*DATA SUPPLIED:*
────────────────────────────────────────

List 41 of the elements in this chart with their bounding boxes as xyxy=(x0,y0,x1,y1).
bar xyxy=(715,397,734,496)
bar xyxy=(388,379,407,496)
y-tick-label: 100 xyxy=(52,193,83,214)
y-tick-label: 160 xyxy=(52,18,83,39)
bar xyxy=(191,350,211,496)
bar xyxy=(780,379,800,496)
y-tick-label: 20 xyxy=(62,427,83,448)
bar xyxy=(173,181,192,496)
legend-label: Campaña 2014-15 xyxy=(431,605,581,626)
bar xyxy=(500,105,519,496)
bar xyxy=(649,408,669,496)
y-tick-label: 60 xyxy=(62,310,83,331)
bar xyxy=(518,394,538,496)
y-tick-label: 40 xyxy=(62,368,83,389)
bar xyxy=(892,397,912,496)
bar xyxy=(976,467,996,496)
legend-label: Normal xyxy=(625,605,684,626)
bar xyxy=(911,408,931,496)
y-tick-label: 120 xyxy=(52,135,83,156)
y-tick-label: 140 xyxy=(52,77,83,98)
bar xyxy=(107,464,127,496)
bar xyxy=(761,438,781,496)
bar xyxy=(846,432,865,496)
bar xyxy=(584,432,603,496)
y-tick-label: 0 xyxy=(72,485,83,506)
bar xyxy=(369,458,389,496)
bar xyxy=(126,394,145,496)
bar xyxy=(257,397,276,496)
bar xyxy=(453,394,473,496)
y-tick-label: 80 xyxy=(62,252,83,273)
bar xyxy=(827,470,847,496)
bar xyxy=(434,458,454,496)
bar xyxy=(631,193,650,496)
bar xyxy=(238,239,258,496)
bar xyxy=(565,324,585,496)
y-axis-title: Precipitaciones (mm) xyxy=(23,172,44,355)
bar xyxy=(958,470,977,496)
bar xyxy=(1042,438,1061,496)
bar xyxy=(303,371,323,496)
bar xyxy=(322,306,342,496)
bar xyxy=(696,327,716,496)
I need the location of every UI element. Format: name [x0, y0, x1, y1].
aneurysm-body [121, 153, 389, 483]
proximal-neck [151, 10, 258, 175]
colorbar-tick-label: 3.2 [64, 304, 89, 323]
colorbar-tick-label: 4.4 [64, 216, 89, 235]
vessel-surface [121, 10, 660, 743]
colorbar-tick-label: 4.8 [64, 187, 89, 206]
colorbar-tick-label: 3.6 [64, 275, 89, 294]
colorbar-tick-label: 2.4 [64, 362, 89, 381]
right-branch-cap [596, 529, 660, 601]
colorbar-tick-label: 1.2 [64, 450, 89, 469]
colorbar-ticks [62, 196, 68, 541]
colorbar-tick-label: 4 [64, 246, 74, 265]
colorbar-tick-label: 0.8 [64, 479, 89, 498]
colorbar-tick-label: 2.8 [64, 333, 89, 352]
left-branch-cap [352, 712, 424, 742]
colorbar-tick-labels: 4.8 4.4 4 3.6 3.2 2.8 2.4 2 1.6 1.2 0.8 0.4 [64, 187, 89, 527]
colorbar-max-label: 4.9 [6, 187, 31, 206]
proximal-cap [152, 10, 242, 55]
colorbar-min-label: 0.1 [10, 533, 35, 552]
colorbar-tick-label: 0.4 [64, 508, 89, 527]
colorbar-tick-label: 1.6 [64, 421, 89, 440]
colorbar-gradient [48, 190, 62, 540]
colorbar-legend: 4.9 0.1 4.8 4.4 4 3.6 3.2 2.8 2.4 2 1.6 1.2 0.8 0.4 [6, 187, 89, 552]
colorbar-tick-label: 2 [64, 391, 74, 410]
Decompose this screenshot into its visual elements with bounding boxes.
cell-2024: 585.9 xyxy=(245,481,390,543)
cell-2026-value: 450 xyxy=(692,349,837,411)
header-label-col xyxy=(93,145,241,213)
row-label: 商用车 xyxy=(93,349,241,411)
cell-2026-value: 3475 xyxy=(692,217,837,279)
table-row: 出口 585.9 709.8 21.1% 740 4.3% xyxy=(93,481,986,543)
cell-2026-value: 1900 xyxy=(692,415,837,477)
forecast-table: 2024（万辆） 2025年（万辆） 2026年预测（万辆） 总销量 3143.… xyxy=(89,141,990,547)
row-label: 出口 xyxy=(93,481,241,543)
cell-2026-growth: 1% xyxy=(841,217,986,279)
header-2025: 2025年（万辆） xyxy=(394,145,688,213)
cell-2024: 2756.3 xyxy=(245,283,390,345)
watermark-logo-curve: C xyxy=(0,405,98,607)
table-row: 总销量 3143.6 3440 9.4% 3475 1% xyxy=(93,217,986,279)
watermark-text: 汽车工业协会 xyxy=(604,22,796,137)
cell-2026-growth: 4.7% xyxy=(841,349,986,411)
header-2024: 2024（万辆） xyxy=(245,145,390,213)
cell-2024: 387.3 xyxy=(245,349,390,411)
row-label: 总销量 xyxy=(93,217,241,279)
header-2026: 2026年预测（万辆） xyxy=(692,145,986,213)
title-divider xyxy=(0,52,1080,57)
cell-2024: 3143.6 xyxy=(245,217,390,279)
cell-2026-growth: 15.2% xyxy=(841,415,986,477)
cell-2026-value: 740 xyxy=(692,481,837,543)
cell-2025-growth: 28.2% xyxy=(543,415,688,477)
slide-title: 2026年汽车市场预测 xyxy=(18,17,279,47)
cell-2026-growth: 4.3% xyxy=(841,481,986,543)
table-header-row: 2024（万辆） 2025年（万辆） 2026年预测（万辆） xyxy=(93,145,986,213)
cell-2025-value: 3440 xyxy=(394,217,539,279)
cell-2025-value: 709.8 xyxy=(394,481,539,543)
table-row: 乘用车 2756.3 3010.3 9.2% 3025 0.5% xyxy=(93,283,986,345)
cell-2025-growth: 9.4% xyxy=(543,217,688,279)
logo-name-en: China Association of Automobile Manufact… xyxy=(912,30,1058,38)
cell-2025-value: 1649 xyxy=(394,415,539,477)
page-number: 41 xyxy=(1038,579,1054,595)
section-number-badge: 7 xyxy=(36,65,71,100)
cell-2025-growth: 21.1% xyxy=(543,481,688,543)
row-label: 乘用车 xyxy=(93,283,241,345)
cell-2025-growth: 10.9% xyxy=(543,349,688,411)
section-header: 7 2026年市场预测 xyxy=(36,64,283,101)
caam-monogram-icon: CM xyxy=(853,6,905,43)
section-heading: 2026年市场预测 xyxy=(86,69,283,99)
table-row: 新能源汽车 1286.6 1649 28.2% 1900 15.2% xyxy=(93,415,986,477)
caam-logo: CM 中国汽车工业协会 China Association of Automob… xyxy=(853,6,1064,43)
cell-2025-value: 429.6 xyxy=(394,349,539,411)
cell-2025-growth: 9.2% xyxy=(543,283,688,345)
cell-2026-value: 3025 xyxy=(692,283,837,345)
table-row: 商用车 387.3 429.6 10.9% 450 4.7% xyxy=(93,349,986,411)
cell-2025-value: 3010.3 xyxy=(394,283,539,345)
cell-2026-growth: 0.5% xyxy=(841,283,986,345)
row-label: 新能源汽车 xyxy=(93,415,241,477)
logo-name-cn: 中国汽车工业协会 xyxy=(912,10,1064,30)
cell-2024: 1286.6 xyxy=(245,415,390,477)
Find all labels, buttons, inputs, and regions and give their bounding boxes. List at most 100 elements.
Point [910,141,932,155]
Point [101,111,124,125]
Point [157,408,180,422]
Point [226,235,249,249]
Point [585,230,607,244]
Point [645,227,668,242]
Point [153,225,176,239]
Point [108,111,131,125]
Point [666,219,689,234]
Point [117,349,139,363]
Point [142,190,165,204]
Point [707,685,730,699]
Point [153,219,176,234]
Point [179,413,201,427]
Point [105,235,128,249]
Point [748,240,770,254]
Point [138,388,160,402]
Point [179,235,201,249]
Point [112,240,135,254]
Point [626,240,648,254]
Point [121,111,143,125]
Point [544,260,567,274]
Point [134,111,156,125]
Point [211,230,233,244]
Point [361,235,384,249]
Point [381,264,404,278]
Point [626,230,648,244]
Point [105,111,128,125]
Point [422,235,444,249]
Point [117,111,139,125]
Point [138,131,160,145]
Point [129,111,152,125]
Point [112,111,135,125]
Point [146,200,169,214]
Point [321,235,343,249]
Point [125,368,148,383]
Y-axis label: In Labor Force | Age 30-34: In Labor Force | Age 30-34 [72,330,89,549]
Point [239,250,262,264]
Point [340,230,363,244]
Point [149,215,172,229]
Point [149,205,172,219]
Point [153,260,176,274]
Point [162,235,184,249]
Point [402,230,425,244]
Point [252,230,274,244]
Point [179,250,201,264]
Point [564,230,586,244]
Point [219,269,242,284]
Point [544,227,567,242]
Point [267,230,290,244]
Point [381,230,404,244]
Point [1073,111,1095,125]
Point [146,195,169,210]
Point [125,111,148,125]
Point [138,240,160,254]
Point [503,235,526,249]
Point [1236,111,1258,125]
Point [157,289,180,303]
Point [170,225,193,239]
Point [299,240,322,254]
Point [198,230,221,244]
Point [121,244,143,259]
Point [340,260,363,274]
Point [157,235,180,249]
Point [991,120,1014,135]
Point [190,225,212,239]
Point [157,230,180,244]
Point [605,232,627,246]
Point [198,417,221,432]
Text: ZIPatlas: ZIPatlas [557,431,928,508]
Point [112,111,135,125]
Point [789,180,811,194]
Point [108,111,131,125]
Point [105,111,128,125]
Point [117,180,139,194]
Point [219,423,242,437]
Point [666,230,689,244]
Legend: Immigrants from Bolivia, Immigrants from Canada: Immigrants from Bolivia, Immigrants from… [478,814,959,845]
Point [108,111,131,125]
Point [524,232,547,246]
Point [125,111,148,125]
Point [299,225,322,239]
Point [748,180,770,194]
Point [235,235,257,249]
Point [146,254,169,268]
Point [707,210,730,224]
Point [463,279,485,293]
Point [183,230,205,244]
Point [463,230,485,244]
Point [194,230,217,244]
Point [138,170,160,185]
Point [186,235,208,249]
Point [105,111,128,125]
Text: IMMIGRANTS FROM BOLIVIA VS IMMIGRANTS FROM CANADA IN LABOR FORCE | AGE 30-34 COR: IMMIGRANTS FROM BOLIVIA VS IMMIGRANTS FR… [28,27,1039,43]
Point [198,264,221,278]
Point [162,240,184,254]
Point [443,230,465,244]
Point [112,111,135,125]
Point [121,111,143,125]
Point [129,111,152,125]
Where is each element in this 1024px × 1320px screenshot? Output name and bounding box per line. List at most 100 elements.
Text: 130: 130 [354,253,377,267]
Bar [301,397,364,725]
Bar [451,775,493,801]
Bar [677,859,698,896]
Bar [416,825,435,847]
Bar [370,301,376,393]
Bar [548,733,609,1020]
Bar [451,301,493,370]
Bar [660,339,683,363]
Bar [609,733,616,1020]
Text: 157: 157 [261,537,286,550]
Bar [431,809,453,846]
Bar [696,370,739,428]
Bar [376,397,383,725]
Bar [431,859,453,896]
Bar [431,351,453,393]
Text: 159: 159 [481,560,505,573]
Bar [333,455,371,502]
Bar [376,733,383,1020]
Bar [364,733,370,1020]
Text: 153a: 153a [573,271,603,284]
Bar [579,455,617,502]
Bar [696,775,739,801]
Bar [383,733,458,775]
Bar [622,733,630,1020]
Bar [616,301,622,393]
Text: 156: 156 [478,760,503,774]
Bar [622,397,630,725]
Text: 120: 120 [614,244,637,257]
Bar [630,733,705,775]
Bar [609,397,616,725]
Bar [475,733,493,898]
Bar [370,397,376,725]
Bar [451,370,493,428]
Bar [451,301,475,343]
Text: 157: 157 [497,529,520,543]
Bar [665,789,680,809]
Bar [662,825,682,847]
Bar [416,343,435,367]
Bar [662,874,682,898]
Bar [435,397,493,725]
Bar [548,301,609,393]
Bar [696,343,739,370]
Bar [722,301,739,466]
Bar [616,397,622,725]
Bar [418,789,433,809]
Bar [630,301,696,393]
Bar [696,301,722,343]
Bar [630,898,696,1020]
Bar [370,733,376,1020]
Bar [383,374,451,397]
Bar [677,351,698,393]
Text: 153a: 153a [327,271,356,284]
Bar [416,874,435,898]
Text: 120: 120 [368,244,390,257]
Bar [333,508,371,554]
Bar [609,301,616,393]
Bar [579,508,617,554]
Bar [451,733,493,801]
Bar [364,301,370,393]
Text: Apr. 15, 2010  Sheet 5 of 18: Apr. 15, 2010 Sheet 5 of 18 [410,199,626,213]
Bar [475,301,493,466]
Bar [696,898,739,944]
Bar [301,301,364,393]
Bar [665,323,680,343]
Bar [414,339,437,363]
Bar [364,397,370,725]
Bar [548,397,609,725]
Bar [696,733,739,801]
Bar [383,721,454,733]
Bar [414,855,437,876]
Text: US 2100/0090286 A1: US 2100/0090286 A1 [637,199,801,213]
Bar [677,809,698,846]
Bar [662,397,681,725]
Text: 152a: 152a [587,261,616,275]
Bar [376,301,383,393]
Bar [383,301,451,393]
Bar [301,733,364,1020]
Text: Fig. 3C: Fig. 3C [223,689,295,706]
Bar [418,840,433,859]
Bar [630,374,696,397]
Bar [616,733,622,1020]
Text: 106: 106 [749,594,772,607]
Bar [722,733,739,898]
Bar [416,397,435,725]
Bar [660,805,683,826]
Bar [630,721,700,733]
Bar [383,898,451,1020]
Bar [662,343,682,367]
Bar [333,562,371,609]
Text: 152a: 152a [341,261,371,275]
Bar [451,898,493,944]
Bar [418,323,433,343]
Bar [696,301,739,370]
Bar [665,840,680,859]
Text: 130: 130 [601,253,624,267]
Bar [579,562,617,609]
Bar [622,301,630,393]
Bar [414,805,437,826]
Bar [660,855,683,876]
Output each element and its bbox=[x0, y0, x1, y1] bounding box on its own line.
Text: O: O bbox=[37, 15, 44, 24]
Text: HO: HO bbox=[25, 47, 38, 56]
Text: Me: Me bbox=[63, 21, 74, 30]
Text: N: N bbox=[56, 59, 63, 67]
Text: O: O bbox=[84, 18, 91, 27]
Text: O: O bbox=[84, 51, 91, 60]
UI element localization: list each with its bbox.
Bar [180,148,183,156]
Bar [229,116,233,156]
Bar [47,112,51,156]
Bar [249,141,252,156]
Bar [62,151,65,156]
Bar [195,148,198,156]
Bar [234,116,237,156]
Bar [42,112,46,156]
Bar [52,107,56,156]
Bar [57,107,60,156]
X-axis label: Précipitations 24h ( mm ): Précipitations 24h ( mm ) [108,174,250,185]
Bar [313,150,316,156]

────────────────────────────────────────

*WHAT YOU NEED TO DO:*
Copy out the records word for word, from the very first line down to the line holding "colorbar-ticks [62, 196, 68, 541]", including both.

*EXPECTED ANSWER:*
List 41 of the elements in this chart with their bounding boxes as xyxy=(x0,y0,x1,y1).
bar xyxy=(715,397,734,496)
bar xyxy=(388,379,407,496)
y-tick-label: 100 xyxy=(52,193,83,214)
y-tick-label: 160 xyxy=(52,18,83,39)
bar xyxy=(191,350,211,496)
bar xyxy=(780,379,800,496)
y-tick-label: 20 xyxy=(62,427,83,448)
bar xyxy=(173,181,192,496)
legend-label: Campaña 2014-15 xyxy=(431,605,581,626)
bar xyxy=(500,105,519,496)
bar xyxy=(649,408,669,496)
y-tick-label: 60 xyxy=(62,310,83,331)
bar xyxy=(518,394,538,496)
y-tick-label: 40 xyxy=(62,368,83,389)
bar xyxy=(892,397,912,496)
bar xyxy=(976,467,996,496)
legend-label: Normal xyxy=(625,605,684,626)
bar xyxy=(911,408,931,496)
y-tick-label: 120 xyxy=(52,135,83,156)
y-tick-label: 140 xyxy=(52,77,83,98)
bar xyxy=(107,464,127,496)
bar xyxy=(761,438,781,496)
bar xyxy=(846,432,865,496)
bar xyxy=(584,432,603,496)
y-tick-label: 0 xyxy=(72,485,83,506)
bar xyxy=(369,458,389,496)
bar xyxy=(126,394,145,496)
bar xyxy=(257,397,276,496)
bar xyxy=(453,394,473,496)
y-tick-label: 80 xyxy=(62,252,83,273)
bar xyxy=(827,470,847,496)
bar xyxy=(434,458,454,496)
bar xyxy=(631,193,650,496)
bar xyxy=(238,239,258,496)
bar xyxy=(565,324,585,496)
y-axis-title: Precipitaciones (mm) xyxy=(23,172,44,355)
bar xyxy=(958,470,977,496)
bar xyxy=(1042,438,1061,496)
bar xyxy=(303,371,323,496)
bar xyxy=(322,306,342,496)
bar xyxy=(696,327,716,496)
I need the location of every UI element. Format: name [x0, y0, x1, y1].
aneurysm-body [121, 153, 389, 483]
proximal-neck [151, 10, 258, 175]
colorbar-tick-label: 3.2 [64, 304, 89, 323]
colorbar-tick-label: 4.4 [64, 216, 89, 235]
vessel-surface [121, 10, 660, 743]
colorbar-tick-label: 4.8 [64, 187, 89, 206]
colorbar-tick-label: 3.6 [64, 275, 89, 294]
colorbar-tick-label: 2.4 [64, 362, 89, 381]
right-branch-cap [596, 529, 660, 601]
colorbar-tick-label: 1.2 [64, 450, 89, 469]
colorbar-ticks [62, 196, 68, 541]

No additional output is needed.